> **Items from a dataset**
========================

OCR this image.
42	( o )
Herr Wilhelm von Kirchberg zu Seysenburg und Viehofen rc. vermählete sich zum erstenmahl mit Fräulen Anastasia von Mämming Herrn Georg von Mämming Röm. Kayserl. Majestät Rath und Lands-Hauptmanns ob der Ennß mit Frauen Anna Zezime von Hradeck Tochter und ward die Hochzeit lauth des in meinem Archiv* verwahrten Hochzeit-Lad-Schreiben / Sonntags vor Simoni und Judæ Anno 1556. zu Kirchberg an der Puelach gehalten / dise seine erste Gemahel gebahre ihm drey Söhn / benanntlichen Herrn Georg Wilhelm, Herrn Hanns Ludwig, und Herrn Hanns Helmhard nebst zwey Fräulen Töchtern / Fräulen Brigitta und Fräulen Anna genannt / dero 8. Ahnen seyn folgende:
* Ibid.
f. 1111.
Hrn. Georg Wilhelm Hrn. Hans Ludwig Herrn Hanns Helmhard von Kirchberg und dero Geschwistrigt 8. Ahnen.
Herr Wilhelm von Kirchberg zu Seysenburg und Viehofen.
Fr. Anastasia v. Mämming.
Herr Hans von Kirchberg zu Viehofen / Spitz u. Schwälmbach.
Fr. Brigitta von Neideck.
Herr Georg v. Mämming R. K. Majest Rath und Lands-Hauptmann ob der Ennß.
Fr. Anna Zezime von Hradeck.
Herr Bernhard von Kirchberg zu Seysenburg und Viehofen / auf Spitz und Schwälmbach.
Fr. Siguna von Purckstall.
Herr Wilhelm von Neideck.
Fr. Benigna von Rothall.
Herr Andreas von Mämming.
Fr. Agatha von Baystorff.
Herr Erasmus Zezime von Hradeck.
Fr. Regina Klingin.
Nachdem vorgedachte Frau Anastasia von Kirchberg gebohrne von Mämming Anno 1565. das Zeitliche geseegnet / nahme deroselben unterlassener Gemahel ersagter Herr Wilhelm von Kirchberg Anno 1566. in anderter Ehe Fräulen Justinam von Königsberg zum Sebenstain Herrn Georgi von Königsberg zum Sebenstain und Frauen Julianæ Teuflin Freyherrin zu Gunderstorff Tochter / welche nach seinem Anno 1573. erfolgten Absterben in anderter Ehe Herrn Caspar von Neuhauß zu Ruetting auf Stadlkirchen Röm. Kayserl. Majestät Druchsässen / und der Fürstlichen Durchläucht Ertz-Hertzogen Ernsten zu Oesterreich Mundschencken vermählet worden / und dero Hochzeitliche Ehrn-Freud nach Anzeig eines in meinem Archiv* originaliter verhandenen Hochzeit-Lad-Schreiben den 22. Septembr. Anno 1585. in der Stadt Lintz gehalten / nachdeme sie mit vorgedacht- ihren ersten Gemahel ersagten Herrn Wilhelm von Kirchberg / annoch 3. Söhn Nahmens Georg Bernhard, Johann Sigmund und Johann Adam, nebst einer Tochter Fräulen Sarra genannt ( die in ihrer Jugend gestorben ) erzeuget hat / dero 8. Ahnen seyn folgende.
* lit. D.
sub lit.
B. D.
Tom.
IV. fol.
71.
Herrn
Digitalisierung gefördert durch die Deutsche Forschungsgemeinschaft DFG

========================

> **Objective**
Repeat every entry exactly, please.

> **Complete response**
OCR this image.
42	( o )
Herr Wilhelm von Kirchberg zu Seysenburg und Viehofen rc. vermählete sich zum erstenmahl mit Fräulen Anastasia von Mämming Herrn Georg von Mämming Röm. Kayserl. Majestät Rath und Lands-Hauptmanns ob der Ennß mit Frauen Anna Zezime von Hradeck Tochter und ward die Hochzeit lauth des in meinem Archiv* verwahrten Hochzeit-Lad-Schreiben / Sonntags vor Simoni und Judæ Anno 1556. zu Kirchberg an der Puelach gehalten / dise seine erste Gemahel gebahre ihm drey Söhn / benanntlichen Herrn Georg Wilhelm, Herrn Hanns Ludwig, und Herrn Hanns Helmhard nebst zwey Fräulen Töchtern / Fräulen Brigitta und Fräulen Anna genannt / dero 8. Ahnen seyn folgende:
* Ibid.
f. 1111.
Hrn. Georg Wilhelm Hrn. Hans Ludwig Herrn Hanns Helmhard von Kirchberg und dero Geschwistrigt 8. Ahnen.
Herr Wilhelm von Kirchberg zu Seysenburg und Viehofen.
Fr. Anastasia v. Mämming.
Herr Hans von Kirchberg zu Viehofen / Spitz u. Schwälmbach.
Fr. Brigitta von Neideck.
Herr Georg v. Mämming R. K. Majest Rath und Lands-Hauptmann ob der Ennß.
Fr. Anna Zezime von Hradeck.
Herr Bernhard von Kirchberg zu Seysenburg und Viehofen / auf Spitz und Schwälmbach.
Fr. Siguna von Purckstall.
Herr Wilhelm von Neideck.
Fr. Benigna von Rothall.
Herr Andreas von Mämming.
Fr. Agatha von Baystorff.
Herr Erasmus Zezime von Hradeck.
Fr. Regina Klingin.
Nachdem vorgedachte Frau Anastasia von Kirchberg gebohrne von Mämming Anno 1565. das Zeitliche geseegnet / nahme deroselben unterlassener Gemahel ersagter Herr Wilhelm von Kirchberg Anno 1566. in anderter Ehe Fräulen Justinam von Königsberg zum Sebenstain Herrn Georgi von Königsberg zum Sebenstain und Frauen Julianæ Teuflin Freyherrin zu Gunderstorff Tochter / welche nach seinem Anno 1573. erfolgten Absterben in anderter Ehe Herrn Caspar von Neuhauß zu Ruetting auf Stadlkirchen Röm. Kayserl. Majestät Druchsässen / und der Fürstlichen Durchläucht Ertz-Hertzogen Ernsten zu Oesterreich Mundschencken vermählet worden / und dero Hochzeitliche Ehrn-Freud nach Anzeig eines in meinem Archiv* originaliter verhandenen Hochzeit-Lad-Schreiben den 22. Septembr. Anno 1585. in der Stadt Lintz gehalten / nachdeme sie mit vorgedacht- ihren ersten Gemahel ersagten Herrn Wilhelm von Kirchberg / annoch 3. Söhn Nahmens Georg Bernhard, Johann Sigmund und Johann Adam, nebst einer Tochter Fräulen Sarra genannt ( die in ihrer Jugend gestorben ) erzeuget hat / dero 8. Ahnen seyn folgende.
* lit. D.
sub lit.
B. D.
Tom.
IV. fol.
71.
Herrn
Digitalisierung gefördert durch die Deutsche Forschungsgemeinschaft DFG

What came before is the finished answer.